Collection entries:
-.-.-
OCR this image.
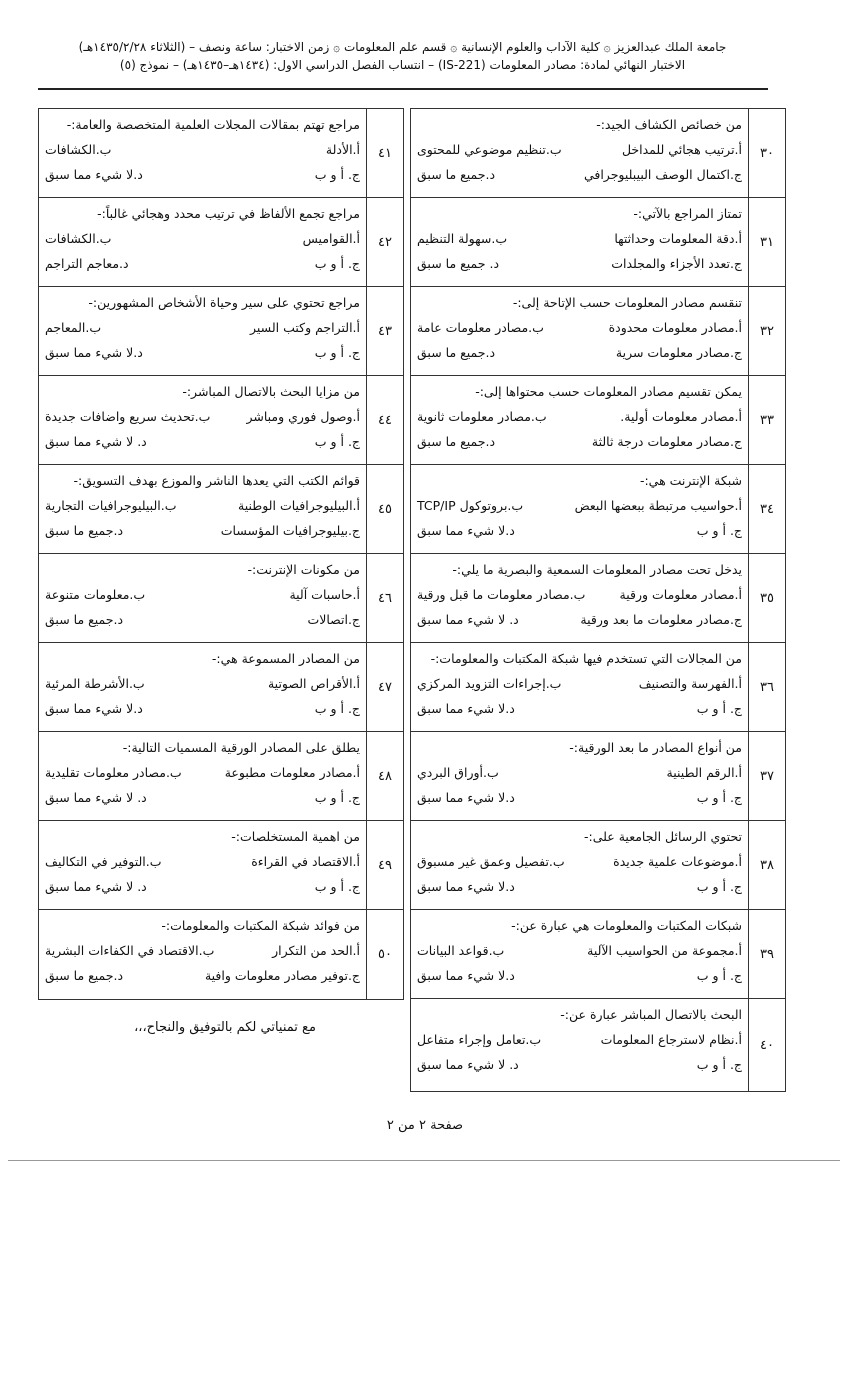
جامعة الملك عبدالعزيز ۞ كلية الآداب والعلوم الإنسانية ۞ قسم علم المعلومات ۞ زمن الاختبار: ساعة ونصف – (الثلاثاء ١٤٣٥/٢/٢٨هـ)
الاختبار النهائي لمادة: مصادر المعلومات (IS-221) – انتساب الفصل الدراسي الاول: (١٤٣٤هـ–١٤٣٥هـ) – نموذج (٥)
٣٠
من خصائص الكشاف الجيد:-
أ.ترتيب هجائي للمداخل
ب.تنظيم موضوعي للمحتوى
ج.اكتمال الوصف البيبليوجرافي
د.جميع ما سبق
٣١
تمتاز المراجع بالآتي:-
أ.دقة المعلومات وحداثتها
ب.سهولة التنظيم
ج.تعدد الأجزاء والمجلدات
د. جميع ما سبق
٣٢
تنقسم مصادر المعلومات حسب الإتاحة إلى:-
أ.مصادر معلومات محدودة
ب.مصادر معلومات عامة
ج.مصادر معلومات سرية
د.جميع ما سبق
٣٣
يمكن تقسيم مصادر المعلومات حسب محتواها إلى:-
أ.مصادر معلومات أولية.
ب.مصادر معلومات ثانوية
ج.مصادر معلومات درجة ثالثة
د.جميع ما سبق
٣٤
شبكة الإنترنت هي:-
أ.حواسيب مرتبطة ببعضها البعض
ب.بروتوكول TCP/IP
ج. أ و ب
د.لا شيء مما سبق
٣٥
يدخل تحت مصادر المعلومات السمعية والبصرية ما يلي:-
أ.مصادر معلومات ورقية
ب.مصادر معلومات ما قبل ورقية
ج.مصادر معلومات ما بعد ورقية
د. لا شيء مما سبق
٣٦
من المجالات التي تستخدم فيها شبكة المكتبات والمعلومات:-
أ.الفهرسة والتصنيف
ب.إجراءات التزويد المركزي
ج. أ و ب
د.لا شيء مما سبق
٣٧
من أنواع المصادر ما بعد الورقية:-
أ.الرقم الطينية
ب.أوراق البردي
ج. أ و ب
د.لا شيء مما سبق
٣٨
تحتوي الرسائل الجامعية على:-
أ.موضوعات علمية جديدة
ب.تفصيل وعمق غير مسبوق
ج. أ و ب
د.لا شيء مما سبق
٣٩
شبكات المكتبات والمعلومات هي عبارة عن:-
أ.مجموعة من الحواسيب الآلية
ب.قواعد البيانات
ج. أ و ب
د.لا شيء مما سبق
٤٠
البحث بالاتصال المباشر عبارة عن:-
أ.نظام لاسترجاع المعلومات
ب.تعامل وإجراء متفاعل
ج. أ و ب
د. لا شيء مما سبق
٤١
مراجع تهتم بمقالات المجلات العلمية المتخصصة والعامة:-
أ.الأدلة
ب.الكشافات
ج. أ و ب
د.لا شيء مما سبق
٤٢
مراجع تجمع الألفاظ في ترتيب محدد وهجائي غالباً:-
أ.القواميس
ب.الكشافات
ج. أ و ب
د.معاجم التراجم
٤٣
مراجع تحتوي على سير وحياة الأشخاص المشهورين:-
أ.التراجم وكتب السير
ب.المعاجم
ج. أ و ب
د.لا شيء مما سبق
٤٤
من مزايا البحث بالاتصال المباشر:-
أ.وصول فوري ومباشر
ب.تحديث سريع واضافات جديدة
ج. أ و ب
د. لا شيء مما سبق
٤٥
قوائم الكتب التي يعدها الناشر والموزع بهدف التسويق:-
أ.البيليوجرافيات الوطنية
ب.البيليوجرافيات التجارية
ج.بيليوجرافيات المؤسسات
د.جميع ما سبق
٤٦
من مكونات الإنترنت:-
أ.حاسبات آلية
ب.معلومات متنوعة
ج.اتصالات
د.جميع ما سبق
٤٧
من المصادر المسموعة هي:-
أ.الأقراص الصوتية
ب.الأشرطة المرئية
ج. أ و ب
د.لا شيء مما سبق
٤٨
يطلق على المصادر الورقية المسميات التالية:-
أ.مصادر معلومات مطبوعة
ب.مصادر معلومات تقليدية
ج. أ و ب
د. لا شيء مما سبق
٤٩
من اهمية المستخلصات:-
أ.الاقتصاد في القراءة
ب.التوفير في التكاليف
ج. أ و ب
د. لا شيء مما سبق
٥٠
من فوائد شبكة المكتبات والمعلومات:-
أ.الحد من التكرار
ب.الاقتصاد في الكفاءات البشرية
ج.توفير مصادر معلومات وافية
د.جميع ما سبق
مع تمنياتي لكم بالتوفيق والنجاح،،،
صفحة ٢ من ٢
-.-.-
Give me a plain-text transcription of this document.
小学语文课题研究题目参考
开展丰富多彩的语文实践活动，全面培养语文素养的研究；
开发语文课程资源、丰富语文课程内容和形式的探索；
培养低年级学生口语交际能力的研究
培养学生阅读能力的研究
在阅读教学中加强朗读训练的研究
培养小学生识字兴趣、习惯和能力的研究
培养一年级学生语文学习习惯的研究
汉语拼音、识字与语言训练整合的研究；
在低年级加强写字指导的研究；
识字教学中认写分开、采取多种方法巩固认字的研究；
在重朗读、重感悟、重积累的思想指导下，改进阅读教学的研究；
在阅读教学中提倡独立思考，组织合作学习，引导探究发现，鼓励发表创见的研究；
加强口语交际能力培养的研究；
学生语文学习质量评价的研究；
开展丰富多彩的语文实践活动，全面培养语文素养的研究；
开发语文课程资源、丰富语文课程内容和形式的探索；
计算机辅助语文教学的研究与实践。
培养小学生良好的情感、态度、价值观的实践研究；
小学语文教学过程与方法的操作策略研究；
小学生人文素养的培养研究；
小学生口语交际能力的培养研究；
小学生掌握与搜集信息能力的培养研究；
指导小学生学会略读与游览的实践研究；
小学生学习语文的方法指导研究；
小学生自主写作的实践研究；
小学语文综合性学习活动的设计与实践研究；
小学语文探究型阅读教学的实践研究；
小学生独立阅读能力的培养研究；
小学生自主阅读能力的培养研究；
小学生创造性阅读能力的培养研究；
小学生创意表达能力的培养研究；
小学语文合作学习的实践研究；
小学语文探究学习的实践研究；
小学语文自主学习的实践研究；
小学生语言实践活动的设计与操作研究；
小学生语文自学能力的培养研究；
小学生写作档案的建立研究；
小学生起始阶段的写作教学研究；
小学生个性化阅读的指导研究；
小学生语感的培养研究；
-.-.-
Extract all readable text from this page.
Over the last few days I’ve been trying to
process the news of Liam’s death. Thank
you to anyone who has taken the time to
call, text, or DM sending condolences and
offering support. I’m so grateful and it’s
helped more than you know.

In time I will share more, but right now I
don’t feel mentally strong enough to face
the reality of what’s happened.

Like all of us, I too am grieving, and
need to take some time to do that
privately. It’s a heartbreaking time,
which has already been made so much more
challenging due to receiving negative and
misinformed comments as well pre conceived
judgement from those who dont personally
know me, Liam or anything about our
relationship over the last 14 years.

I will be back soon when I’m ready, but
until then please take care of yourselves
-.-.-
• Stated goal: Find and copy each line above that includes the string "البيليوجرافيات".

• Response:
أ.البيليوجرافيات الوطنية
ب.البيليوجرافيات التجارية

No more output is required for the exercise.